• [Problem]
Write the entries out again exactly as they stand, but without the pictures.

>> BEGIN Dataset excerpts

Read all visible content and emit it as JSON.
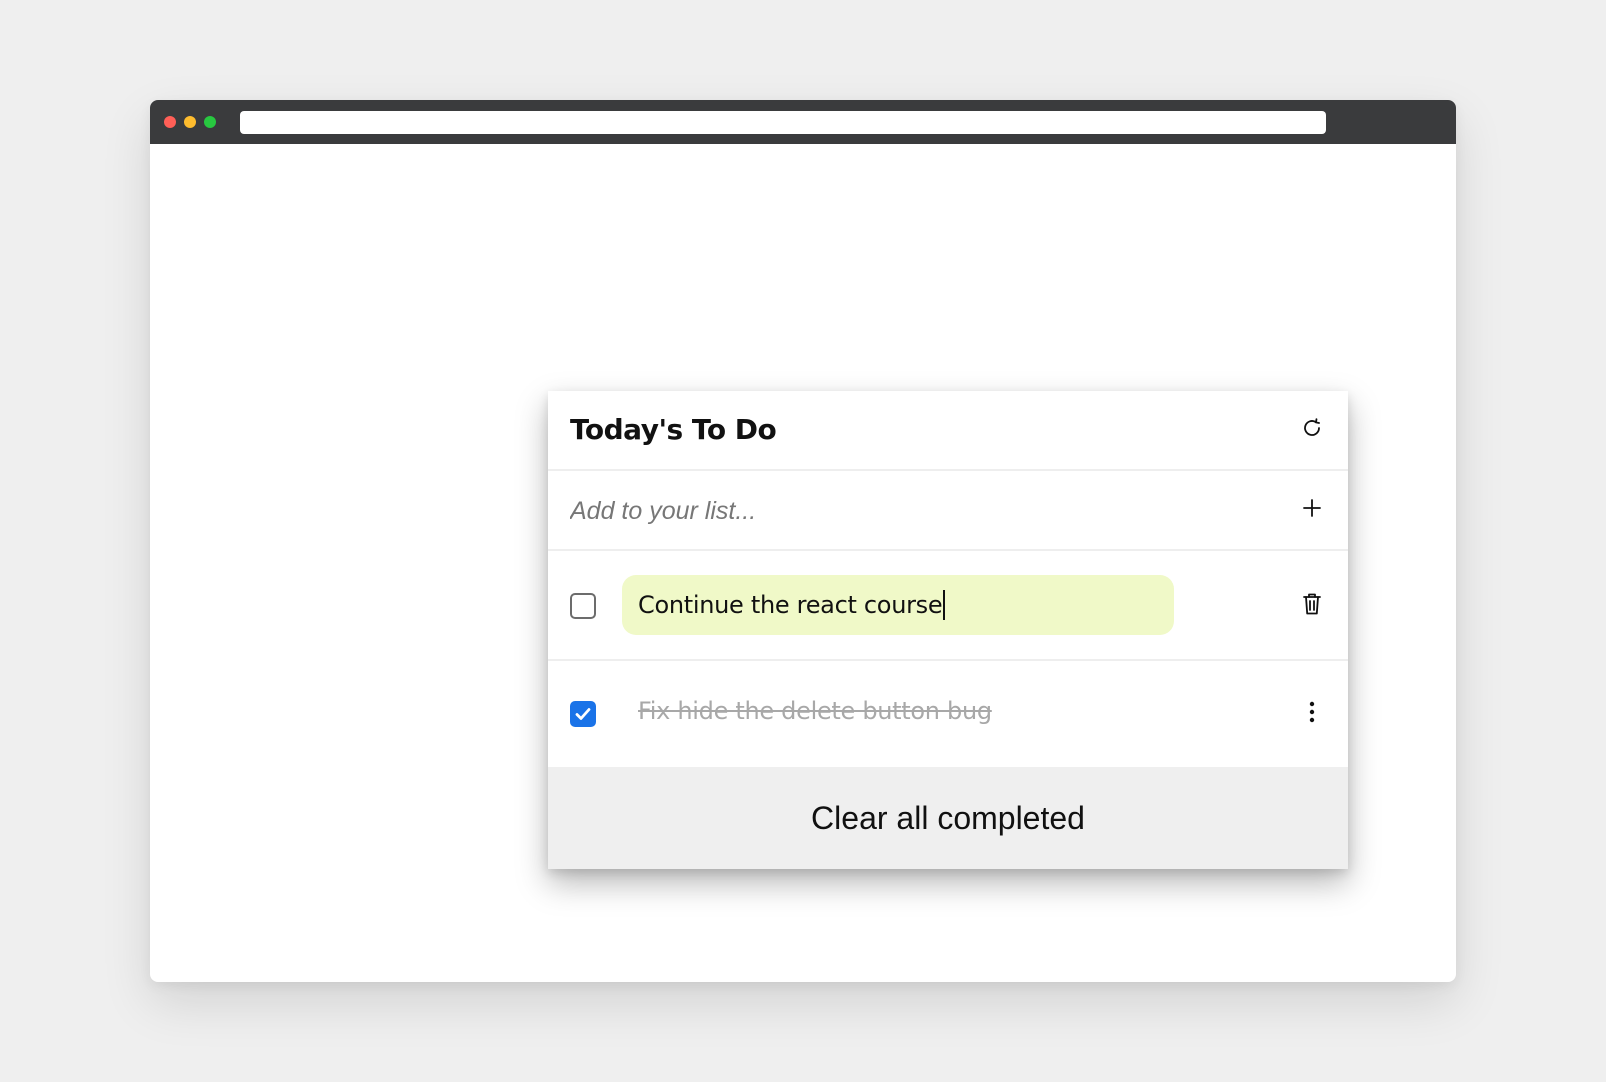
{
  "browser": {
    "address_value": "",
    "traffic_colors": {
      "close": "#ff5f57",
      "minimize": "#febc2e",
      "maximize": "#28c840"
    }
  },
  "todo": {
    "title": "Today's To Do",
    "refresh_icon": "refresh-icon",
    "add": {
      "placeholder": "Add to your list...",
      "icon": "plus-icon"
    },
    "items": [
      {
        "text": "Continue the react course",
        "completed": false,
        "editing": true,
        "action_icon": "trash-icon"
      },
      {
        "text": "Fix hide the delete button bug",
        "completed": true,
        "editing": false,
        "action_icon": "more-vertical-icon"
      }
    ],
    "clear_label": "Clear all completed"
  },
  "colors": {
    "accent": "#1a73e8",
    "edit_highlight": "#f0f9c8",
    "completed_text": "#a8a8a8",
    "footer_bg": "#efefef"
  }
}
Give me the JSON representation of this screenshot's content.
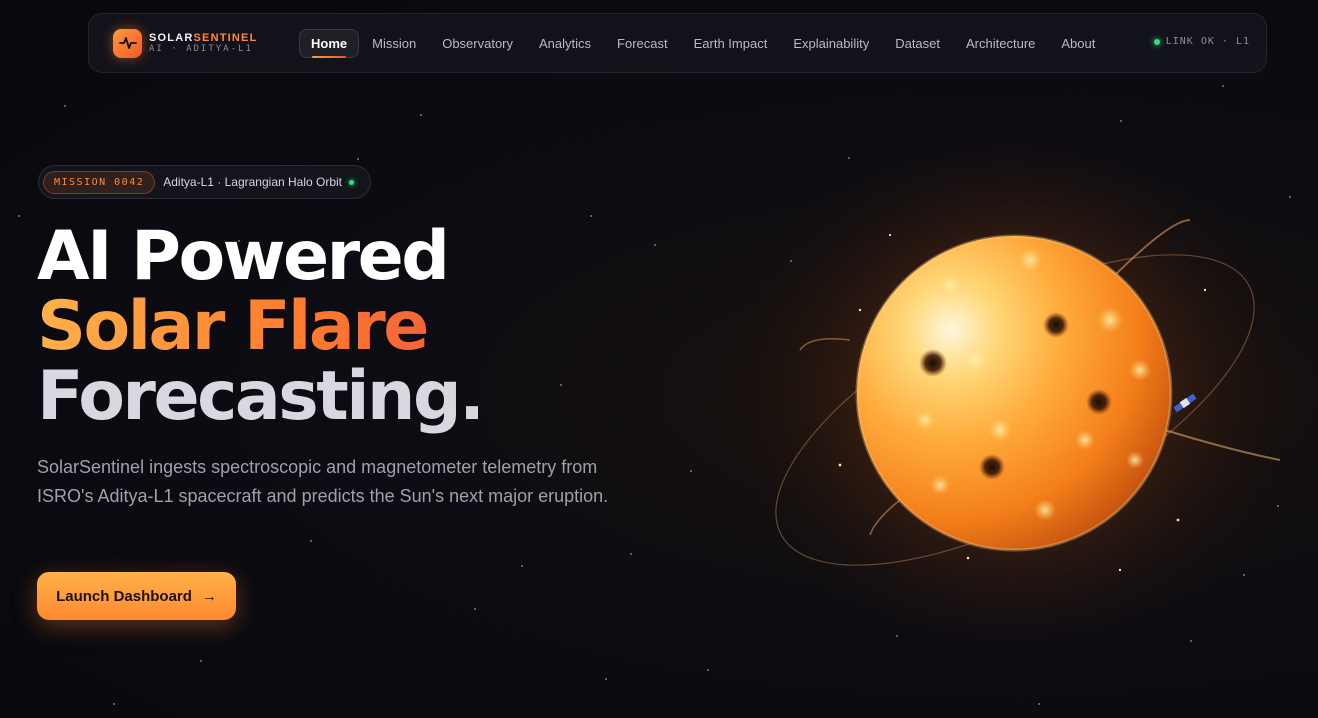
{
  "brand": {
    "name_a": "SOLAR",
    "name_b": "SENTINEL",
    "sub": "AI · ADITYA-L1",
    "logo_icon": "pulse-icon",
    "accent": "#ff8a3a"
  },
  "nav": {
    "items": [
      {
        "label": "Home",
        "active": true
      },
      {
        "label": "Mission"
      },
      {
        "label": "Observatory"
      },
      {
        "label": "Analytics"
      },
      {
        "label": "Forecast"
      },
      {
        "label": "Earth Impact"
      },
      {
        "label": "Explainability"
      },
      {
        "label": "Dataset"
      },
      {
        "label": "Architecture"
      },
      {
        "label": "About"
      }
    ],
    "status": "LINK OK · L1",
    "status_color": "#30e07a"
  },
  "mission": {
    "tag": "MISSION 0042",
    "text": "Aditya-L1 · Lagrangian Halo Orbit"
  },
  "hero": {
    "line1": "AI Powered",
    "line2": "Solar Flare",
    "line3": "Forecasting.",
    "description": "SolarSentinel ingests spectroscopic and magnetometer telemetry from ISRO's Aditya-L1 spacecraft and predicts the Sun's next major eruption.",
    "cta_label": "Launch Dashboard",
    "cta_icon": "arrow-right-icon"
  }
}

>> END Dataset excerpts

• [Final answer]
Read all visible content and emit it as JSON.
{
  "browser": {
    "address_value": "",
    "traffic_colors": {
      "close": "#ff5f57",
      "minimize": "#febc2e",
      "maximize": "#28c840"
    }
  },
  "todo": {
    "title": "Today's To Do",
    "refresh_icon": "refresh-icon",
    "add": {
      "placeholder": "Add to your list...",
      "icon": "plus-icon"
    },
    "items": [
      {
        "text": "Continue the react course",
        "completed": false,
        "editing": true,
        "action_icon": "trash-icon"
      },
      {
        "text": "Fix hide the delete button bug",
        "completed": true,
        "editing": false,
        "action_icon": "more-vertical-icon"
      }
    ],
    "clear_label": "Clear all completed"
  },
  "colors": {
    "accent": "#1a73e8",
    "edit_highlight": "#f0f9c8",
    "completed_text": "#a8a8a8",
    "footer_bg": "#efefef"
  }
}
Give me the JSON representation of this screenshot's content.
{
  "brand": {
    "name_a": "SOLAR",
    "name_b": "SENTINEL",
    "sub": "AI · ADITYA-L1",
    "logo_icon": "pulse-icon",
    "accent": "#ff8a3a"
  },
  "nav": {
    "items": [
      {
        "label": "Home",
        "active": true
      },
      {
        "label": "Mission"
      },
      {
        "label": "Observatory"
      },
      {
        "label": "Analytics"
      },
      {
        "label": "Forecast"
      },
      {
        "label": "Earth Impact"
      },
      {
        "label": "Explainability"
      },
      {
        "label": "Dataset"
      },
      {
        "label": "Architecture"
      },
      {
        "label": "About"
      }
    ],
    "status": "LINK OK · L1",
    "status_color": "#30e07a"
  },
  "mission": {
    "tag": "MISSION 0042",
    "text": "Aditya-L1 · Lagrangian Halo Orbit"
  },
  "hero": {
    "line1": "AI Powered",
    "line2": "Solar Flare",
    "line3": "Forecasting.",
    "description": "SolarSentinel ingests spectroscopic and magnetometer telemetry from ISRO's Aditya-L1 spacecraft and predicts the Sun's next major eruption.",
    "cta_label": "Launch Dashboard",
    "cta_icon": "arrow-right-icon"
  }
}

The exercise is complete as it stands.